• **GIVEN PROBLEM**: Could you extract every entry below and reproduce it exactly?

┌─ DATASET EXTRACT

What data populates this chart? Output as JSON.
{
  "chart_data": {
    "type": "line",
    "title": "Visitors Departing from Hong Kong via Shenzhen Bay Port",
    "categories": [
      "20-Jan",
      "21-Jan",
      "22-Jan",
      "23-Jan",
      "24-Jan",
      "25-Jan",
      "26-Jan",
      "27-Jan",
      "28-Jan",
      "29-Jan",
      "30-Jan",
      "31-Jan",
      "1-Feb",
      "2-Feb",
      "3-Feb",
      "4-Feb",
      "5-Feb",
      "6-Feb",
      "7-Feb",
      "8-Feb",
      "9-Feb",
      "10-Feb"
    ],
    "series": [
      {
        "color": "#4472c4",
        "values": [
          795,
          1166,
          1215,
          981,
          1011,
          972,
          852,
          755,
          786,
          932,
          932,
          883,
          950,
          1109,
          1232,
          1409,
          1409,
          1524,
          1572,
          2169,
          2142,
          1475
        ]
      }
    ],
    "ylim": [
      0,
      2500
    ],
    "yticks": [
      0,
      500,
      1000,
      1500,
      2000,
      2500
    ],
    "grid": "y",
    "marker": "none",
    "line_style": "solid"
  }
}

└─

• **SOLUTION FOR THIS EXERCISE**:
What data populates this chart? Output as JSON.
{
  "chart_data": {
    "type": "line",
    "title": "Visitors Departing from Hong Kong via Shenzhen Bay Port",
    "categories": [
      "20-Jan",
      "21-Jan",
      "22-Jan",
      "23-Jan",
      "24-Jan",
      "25-Jan",
      "26-Jan",
      "27-Jan",
      "28-Jan",
      "29-Jan",
      "30-Jan",
      "31-Jan",
      "1-Feb",
      "2-Feb",
      "3-Feb",
      "4-Feb",
      "5-Feb",
      "6-Feb",
      "7-Feb",
      "8-Feb",
      "9-Feb",
      "10-Feb"
    ],
    "series": [
      {
        "color": "#4472c4",
        "values": [
          795,
          1166,
          1215,
          981,
          1011,
          972,
          852,
          755,
          786,
          932,
          932,
          883,
          950,
          1109,
          1232,
          1409,
          1409,
          1524,
          1572,
          2169,
          2142,
          1475
        ]
      }
    ],
    "ylim": [
      0,
      2500
    ],
    "yticks": [
      0,
      500,
      1000,
      1500,
      2000,
      2500
    ],
    "grid": "y",
    "marker": "none",
    "line_style": "solid"
  }
}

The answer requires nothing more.